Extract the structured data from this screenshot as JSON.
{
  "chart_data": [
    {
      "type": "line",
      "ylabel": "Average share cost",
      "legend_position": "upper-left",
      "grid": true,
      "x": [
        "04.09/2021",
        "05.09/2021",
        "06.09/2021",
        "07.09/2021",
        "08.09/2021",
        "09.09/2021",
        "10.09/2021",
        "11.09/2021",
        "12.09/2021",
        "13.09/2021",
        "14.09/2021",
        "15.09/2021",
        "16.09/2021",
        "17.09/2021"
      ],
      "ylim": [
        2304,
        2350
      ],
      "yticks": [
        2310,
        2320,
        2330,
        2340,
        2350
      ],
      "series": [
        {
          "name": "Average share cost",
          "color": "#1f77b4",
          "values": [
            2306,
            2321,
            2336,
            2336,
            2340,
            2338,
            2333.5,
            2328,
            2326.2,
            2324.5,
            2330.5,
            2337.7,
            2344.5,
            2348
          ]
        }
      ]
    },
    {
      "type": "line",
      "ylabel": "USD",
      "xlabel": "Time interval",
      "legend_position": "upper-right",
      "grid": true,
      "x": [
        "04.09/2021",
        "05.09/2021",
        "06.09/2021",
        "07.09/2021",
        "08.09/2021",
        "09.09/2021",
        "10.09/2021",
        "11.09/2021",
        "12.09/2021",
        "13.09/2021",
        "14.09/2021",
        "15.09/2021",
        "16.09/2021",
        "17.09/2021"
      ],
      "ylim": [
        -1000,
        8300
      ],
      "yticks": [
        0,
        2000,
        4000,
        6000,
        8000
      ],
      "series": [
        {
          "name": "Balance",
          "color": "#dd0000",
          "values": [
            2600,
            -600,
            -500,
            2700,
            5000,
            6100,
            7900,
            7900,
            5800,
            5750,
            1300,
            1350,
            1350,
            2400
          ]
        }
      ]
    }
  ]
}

• • • • •

Task goal |
Copy out the full set of records precisely, leaving nothing out.

Expected answer |
Extract the structured data from this screenshot as JSON.
{
  "chart_data": [
    {
      "type": "line",
      "ylabel": "Average share cost",
      "legend_position": "upper-left",
      "grid": true,
      "x": [
        "04.09/2021",
        "05.09/2021",
        "06.09/2021",
        "07.09/2021",
        "08.09/2021",
        "09.09/2021",
        "10.09/2021",
        "11.09/2021",
        "12.09/2021",
        "13.09/2021",
        "14.09/2021",
        "15.09/2021",
        "16.09/2021",
        "17.09/2021"
      ],
      "ylim": [
        2304,
        2350
      ],
      "yticks": [
        2310,
        2320,
        2330,
        2340,
        2350
      ],
      "series": [
        {
          "name": "Average share cost",
          "color": "#1f77b4",
          "values": [
            2306,
            2321,
            2336,
            2336,
            2340,
            2338,
            2333.5,
            2328,
            2326.2,
            2324.5,
            2330.5,
            2337.7,
            2344.5,
            2348
          ]
        }
      ]
    },
    {
      "type": "line",
      "ylabel": "USD",
      "xlabel": "Time interval",
      "legend_position": "upper-right",
      "grid": true,
      "x": [
        "04.09/2021",
        "05.09/2021",
        "06.09/2021",
        "07.09/2021",
        "08.09/2021",
        "09.09/2021",
        "10.09/2021",
        "11.09/2021",
        "12.09/2021",
        "13.09/2021",
        "14.09/2021",
        "15.09/2021",
        "16.09/2021",
        "17.09/2021"
      ],
      "ylim": [
        -1000,
        8300
      ],
      "yticks": [
        0,
        2000,
        4000,
        6000,
        8000
      ],
      "series": [
        {
          "name": "Balance",
          "color": "#dd0000",
          "values": [
            2600,
            -600,
            -500,
            2700,
            5000,
            6100,
            7900,
            7900,
            5800,
            5750,
            1300,
            1350,
            1350,
            2400
          ]
        }
      ]
    }
  ]
}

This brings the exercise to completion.